> [Set problem]:
Give every line of the material again, exactly as written.

> [Stored rows]:
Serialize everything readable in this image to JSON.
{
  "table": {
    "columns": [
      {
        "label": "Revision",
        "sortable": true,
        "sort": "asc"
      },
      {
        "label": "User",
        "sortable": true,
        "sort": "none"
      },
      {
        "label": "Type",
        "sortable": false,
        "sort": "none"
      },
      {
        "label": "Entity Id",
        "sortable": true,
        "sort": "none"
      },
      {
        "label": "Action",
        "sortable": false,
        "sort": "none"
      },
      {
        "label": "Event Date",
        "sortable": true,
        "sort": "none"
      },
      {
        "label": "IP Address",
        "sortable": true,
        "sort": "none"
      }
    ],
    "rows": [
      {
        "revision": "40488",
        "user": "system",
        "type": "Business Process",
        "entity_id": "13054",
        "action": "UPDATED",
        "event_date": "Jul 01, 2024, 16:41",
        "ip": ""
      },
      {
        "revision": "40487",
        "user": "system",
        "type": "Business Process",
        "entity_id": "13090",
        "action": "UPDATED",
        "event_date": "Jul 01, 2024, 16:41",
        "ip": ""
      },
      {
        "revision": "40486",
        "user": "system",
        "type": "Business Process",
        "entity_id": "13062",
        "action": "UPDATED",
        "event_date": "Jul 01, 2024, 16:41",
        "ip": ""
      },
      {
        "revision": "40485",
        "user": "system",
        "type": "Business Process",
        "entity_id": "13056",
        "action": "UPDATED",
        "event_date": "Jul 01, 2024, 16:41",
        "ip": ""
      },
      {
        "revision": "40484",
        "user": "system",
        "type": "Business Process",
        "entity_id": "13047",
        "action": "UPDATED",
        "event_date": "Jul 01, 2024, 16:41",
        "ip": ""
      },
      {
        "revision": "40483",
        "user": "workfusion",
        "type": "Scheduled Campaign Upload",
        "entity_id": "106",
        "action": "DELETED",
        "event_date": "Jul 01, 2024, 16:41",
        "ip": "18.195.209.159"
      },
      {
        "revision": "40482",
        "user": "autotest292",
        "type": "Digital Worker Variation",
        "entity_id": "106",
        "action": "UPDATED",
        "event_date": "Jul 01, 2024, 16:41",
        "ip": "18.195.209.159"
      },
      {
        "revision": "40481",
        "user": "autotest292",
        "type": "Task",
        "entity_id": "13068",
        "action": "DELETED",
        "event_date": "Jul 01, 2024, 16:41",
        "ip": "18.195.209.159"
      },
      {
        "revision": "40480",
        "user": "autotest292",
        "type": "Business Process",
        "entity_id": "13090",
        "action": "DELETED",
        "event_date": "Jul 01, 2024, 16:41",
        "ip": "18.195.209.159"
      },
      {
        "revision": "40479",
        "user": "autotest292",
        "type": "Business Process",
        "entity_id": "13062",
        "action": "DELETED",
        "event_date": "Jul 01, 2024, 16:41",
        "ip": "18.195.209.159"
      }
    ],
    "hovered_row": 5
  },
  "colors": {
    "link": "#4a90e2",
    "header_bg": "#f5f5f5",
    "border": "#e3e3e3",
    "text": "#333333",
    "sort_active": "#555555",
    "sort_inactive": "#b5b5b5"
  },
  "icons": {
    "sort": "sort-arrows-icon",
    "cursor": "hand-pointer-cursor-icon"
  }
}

> [Final answer]:
Serialize everything readable in this image to JSON.
{
  "table": {
    "columns": [
      {
        "label": "Revision",
        "sortable": true,
        "sort": "asc"
      },
      {
        "label": "User",
        "sortable": true,
        "sort": "none"
      },
      {
        "label": "Type",
        "sortable": false,
        "sort": "none"
      },
      {
        "label": "Entity Id",
        "sortable": true,
        "sort": "none"
      },
      {
        "label": "Action",
        "sortable": false,
        "sort": "none"
      },
      {
        "label": "Event Date",
        "sortable": true,
        "sort": "none"
      },
      {
        "label": "IP Address",
        "sortable": true,
        "sort": "none"
      }
    ],
    "rows": [
      {
        "revision": "40488",
        "user": "system",
        "type": "Business Process",
        "entity_id": "13054",
        "action": "UPDATED",
        "event_date": "Jul 01, 2024, 16:41",
        "ip": ""
      },
      {
        "revision": "40487",
        "user": "system",
        "type": "Business Process",
        "entity_id": "13090",
        "action": "UPDATED",
        "event_date": "Jul 01, 2024, 16:41",
        "ip": ""
      },
      {
        "revision": "40486",
        "user": "system",
        "type": "Business Process",
        "entity_id": "13062",
        "action": "UPDATED",
        "event_date": "Jul 01, 2024, 16:41",
        "ip": ""
      },
      {
        "revision": "40485",
        "user": "system",
        "type": "Business Process",
        "entity_id": "13056",
        "action": "UPDATED",
        "event_date": "Jul 01, 2024, 16:41",
        "ip": ""
      },
      {
        "revision": "40484",
        "user": "system",
        "type": "Business Process",
        "entity_id": "13047",
        "action": "UPDATED",
        "event_date": "Jul 01, 2024, 16:41",
        "ip": ""
      },
      {
        "revision": "40483",
        "user": "workfusion",
        "type": "Scheduled Campaign Upload",
        "entity_id": "106",
        "action": "DELETED",
        "event_date": "Jul 01, 2024, 16:41",
        "ip": "18.195.209.159"
      },
      {
        "revision": "40482",
        "user": "autotest292",
        "type": "Digital Worker Variation",
        "entity_id": "106",
        "action": "UPDATED",
        "event_date": "Jul 01, 2024, 16:41",
        "ip": "18.195.209.159"
      },
      {
        "revision": "40481",
        "user": "autotest292",
        "type": "Task",
        "entity_id": "13068",
        "action": "DELETED",
        "event_date": "Jul 01, 2024, 16:41",
        "ip": "18.195.209.159"
      },
      {
        "revision": "40480",
        "user": "autotest292",
        "type": "Business Process",
        "entity_id": "13090",
        "action": "DELETED",
        "event_date": "Jul 01, 2024, 16:41",
        "ip": "18.195.209.159"
      },
      {
        "revision": "40479",
        "user": "autotest292",
        "type": "Business Process",
        "entity_id": "13062",
        "action": "DELETED",
        "event_date": "Jul 01, 2024, 16:41",
        "ip": "18.195.209.159"
      }
    ],
    "hovered_row": 5
  },
  "colors": {
    "link": "#4a90e2",
    "header_bg": "#f5f5f5",
    "border": "#e3e3e3",
    "text": "#333333",
    "sort_active": "#555555",
    "sort_inactive": "#b5b5b5"
  },
  "icons": {
    "sort": "sort-arrows-icon",
    "cursor": "hand-pointer-cursor-icon"
  }
}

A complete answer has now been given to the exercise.